Records supplied:
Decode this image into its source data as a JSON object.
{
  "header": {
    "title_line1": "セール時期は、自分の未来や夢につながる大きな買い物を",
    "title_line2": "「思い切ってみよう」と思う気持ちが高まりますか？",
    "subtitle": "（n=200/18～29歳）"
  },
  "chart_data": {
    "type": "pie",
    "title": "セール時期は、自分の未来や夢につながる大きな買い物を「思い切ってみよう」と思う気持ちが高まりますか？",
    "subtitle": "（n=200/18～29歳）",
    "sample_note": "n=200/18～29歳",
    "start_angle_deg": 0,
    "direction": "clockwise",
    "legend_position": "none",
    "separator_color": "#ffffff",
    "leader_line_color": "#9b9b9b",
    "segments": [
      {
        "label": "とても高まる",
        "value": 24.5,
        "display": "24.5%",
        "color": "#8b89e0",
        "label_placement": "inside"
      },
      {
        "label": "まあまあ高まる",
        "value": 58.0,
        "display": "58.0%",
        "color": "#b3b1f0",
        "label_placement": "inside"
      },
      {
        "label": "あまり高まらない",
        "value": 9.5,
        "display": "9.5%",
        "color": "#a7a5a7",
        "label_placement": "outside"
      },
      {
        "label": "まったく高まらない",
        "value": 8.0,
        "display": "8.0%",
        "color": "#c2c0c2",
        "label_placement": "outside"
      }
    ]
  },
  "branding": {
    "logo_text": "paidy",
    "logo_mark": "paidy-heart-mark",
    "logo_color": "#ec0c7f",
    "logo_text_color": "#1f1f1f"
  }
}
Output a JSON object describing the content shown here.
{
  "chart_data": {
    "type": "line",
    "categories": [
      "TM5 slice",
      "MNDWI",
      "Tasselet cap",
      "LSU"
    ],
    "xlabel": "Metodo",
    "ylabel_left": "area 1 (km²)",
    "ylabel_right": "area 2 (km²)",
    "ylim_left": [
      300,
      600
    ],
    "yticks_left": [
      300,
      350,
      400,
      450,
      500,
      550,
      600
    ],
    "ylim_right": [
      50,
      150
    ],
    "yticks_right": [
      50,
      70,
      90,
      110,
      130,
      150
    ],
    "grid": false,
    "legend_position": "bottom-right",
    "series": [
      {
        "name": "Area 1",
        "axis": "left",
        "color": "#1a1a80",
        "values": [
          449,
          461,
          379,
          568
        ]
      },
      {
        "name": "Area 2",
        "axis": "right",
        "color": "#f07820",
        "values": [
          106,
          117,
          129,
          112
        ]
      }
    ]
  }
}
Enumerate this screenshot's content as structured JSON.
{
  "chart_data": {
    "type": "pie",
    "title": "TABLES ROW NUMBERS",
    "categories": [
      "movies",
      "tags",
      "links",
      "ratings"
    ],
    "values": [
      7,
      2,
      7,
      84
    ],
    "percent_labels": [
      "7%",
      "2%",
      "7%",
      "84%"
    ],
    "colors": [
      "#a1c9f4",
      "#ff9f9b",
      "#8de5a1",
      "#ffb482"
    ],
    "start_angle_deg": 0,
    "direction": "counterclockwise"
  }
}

Task goal:
Find every line that has "display" in it, then return those lines.

Solved exercise:
        "display": "24.5%",
        "display": "58.0%",
        "display": "9.5%",
        "display": "8.0%",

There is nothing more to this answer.